● Stated problem: Format the lines below as a JSON list of strings, one string per line, leaving out any blank lines.

Element boundary lines:
..............................
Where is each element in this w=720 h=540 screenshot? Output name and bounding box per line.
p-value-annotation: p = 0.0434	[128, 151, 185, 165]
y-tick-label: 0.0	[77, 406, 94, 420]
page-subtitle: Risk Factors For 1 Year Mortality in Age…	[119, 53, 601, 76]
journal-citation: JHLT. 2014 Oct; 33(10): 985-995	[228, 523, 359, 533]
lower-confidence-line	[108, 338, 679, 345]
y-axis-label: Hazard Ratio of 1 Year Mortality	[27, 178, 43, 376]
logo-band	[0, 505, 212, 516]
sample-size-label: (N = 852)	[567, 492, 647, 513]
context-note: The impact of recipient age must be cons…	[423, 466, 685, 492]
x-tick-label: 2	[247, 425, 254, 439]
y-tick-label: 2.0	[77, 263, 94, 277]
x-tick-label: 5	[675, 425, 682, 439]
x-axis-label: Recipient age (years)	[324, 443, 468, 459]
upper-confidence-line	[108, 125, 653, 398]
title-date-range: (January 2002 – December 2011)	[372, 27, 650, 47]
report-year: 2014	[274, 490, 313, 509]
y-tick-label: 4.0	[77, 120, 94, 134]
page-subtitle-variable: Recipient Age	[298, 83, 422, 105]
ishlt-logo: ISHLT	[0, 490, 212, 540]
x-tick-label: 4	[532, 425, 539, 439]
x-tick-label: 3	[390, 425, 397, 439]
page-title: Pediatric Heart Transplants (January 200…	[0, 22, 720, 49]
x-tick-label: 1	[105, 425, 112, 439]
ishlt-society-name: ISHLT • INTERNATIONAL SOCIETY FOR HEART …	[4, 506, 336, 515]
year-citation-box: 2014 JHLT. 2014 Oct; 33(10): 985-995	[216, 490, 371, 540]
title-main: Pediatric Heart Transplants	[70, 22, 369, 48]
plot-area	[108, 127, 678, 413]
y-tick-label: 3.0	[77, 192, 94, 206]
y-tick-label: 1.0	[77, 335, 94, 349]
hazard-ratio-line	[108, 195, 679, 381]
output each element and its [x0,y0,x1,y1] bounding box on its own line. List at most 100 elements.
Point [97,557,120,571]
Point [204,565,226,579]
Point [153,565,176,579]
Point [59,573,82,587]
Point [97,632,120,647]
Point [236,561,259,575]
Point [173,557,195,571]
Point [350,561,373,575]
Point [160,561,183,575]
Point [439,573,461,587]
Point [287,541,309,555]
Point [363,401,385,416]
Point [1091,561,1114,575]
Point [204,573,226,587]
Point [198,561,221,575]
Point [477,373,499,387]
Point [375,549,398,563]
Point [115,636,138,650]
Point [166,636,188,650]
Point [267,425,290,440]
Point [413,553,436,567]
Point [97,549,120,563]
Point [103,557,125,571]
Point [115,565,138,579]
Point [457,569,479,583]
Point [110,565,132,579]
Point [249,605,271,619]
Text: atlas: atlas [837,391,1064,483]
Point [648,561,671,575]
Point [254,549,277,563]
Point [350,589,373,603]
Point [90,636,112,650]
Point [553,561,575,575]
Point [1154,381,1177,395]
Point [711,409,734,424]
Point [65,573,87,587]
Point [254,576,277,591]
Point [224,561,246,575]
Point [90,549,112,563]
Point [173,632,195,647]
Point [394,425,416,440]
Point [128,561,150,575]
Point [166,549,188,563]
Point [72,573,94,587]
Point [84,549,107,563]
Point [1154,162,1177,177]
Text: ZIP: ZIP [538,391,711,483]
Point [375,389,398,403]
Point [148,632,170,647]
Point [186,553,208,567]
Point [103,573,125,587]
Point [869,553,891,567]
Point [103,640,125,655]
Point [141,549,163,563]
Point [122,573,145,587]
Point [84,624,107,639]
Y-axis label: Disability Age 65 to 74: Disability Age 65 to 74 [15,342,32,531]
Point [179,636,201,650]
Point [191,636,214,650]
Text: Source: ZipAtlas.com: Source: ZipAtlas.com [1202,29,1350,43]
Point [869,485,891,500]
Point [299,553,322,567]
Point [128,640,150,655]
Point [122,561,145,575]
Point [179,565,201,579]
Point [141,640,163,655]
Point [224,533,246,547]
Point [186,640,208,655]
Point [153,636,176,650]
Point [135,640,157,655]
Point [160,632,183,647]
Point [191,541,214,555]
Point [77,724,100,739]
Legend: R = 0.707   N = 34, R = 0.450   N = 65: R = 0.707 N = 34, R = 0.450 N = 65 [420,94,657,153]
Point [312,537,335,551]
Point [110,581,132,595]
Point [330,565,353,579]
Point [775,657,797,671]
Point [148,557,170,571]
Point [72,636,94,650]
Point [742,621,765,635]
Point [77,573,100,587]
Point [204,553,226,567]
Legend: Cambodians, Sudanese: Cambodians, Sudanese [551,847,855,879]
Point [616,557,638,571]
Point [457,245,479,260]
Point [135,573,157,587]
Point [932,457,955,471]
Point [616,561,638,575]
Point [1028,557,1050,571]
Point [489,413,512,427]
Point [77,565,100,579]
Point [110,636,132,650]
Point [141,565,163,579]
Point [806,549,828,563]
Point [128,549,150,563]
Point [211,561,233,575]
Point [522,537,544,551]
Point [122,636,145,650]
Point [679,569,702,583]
..............................
● Task output:
[
  "Where is each element in this w=720 h=540 screenshot? Output name and bounding box per line.",
  "p-value-annotation: p = 0.0434\t[128, 151, 185, 165]",
  "y-tick-label: 0.0\t[77, 406, 94, 420]",
  "page-subtitle: Risk Factors For 1 Year Mortality in Age…\t[119, 53, 601, 76]",
  "journal-citation: JHLT. 2014 Oct; 33(10): 985-995\t[228, 523, 359, 533]",
  "lower-confidence-line\t[108, 338, 679, 345]",
  "y-axis-label: Hazard Ratio of 1 Year Mortality\t[27, 178, 43, 376]",
  "logo-band\t[0, 505, 212, 516]",
  "sample-size-label: (N = 852)\t[567, 492, 647, 513]",
  "context-note: The impact of recipient age must be cons…\t[423, 466, 685, 492]",
  "x-tick-label: 2\t[247, 425, 254, 439]",
  "y-tick-label: 2.0\t[77, 263, 94, 277]",
  "x-tick-label: 5\t[675, 425, 682, 439]",
  "x-axis-label: Recipient age (years)\t[324, 443, 468, 459]",
  "upper-confidence-line\t[108, 125, 653, 398]",
  "title-date-range: (January 2002 – December 2011)\t[372, 27, 650, 47]",
  "report-year: 2014\t[274, 490, 313, 509]",
  "y-tick-label: 4.0\t[77, 120, 94, 134]",
  "page-subtitle-variable: Recipient Age\t[298, 83, 422, 105]",
  "ishlt-logo: ISHLT\t[0, 490, 212, 540]",
  "x-tick-label: 4\t[532, 425, 539, 439]",
  "x-tick-label: 3\t[390, 425, 397, 439]",
  "page-title: Pediatric Heart Transplants (January 200…\t[0, 22, 720, 49]",
  "x-tick-label: 1\t[105, 425, 112, 439]",
  "ishlt-society-name: ISHLT • INTERNATIONAL SOCIETY FOR HEART …\t[4, 506, 336, 515]",
  "year-citation-box: 2014 JHLT. 2014 Oct; 33(10): 985-995\t[216, 490, 371, 540]",
  "title-main: Pediatric Heart Transplants\t[70, 22, 369, 48]",
  "plot-area\t[108, 127, 678, 413]",
  "y-tick-label: 3.0\t[77, 192, 94, 206]",
  "y-tick-label: 1.0\t[77, 335, 94, 349]",
  "hazard-ratio-line\t[108, 195, 679, 381]",
  "output each element and its [x0,y0,x1,y1] bounding box on its own line. List at most 100 elements.",
  "Point [97,557,120,571]",
  "Point [204,565,226,579]",
  "Point [153,565,176,579]",
  "Point [59,573,82,587]",
  "Point [97,632,120,647]",
  "Point [236,561,259,575]",
  "Point [173,557,195,571]",
  "Point [350,561,373,575]",
  "Point [160,561,183,575]",
  "Point [439,573,461,587]",
  "Point [287,541,309,555]",
  "Point [363,401,385,416]",
  "Point [1091,561,1114,575]",
  "Point [204,573,226,587]",
  "Point [198,561,221,575]",
  "Point [477,373,499,387]",
  "Point [375,549,398,563]",
  "Point [115,636,138,650]",
  "Point [166,636,188,650]",
  "Point [267,425,290,440]",
  "Point [413,553,436,567]",
  "Point [97,549,120,563]",
  "Point [103,557,125,571]",
  "Point [115,565,138,579]",
  "Point [457,569,479,583]",
  "Point [110,565,132,579]",
  "Point [249,605,271,619]",
  "Text: atlas: atlas [837,391,1064,483]",
  "Point [648,561,671,575]",
  "Point [254,549,277,563]",
  "Point [350,589,373,603]",
  "Point [90,636,112,650]",
  "Point [553,561,575,575]",
  "Point [1154,381,1177,395]",
  "Point [711,409,734,424]",
  "Point [65,573,87,587]",
  "Point [254,576,277,591]",
  "Point [224,561,246,575]",
  "Point [90,549,112,563]",
  "Point [173,632,195,647]",
  "Point [394,425,416,440]",
  "Point [128,561,150,575]",
  "Point [166,549,188,563]",
  "Point [72,573,94,587]",
  "Point [84,549,107,563]",
  "Point [1154,162,1177,177]",
  "Text: ZIP: ZIP [538,391,711,483]",
  "Point [375,389,398,403]",
  "Point [148,632,170,647]",
  "Point [186,553,208,567]",
  "Point [103,573,125,587]",
  "Point [869,553,891,567]",
  "Point [103,640,125,655]",
  "Point [141,549,163,563]",
  "Point [122,573,145,587]",
  "Point [84,624,107,639]",
  "Y-axis label: Disability Age 65 to 74: Disability Age 65 to 74 [15,342,32,531]",
  "Point [179,636,201,650]",
  "Point [191,636,214,650]",
  "Text: Source: ZipAtlas.com: Source: ZipAtlas.com [1202,29,1350,43]",
  "Point [869,485,891,500]",
  "Point [299,553,322,567]",
  "Point [128,640,150,655]",
  "Point [122,561,145,575]",
  "Point [179,565,201,579]",
  "Point [141,640,163,655]",
  "Point [224,533,246,547]",
  "Point [186,640,208,655]",
  "Point [153,636,176,650]",
  "Point [135,640,157,655]",
  "Point [160,632,183,647]",
  "Point [191,541,214,555]",
  "Point [77,724,100,739]",
  "Legend: R = 0.707   N = 34, R = 0.450   N = 65: R = 0.707 N = 34, R = 0.450 N = 65 [420,94,657,153]",
  "Point [312,537,335,551]",
  "Point [110,581,132,595]",
  "Point [330,565,353,579]",
  "Point [775,657,797,671]",
  "Point [148,557,170,571]",
  "Point [72,636,94,650]",
  "Point [742,621,765,635]",
  "Point [77,573,100,587]",
  "Point [204,553,226,567]",
  "Legend: Cambodians, Sudanese: Cambodians, Sudanese [551,847,855,879]",
  "Point [616,557,638,571]",
  "Point [457,245,479,260]",
  "Point [135,573,157,587]",
  "Point [932,457,955,471]",
  "Point [616,561,638,575]",
  "Point [1028,557,1050,571]",
  "Point [489,413,512,427]",
  "Point [77,565,100,579]",
  "Point [110,636,132,650]",
  "Point [141,565,163,579]",
  "Point [806,549,828,563]",
  "Point [128,549,150,563]",
  "Point [211,561,233,575]",
  "Point [522,537,544,551]",
  "Point [122,636,145,650]",
  "Point [679,569,702,583]"
]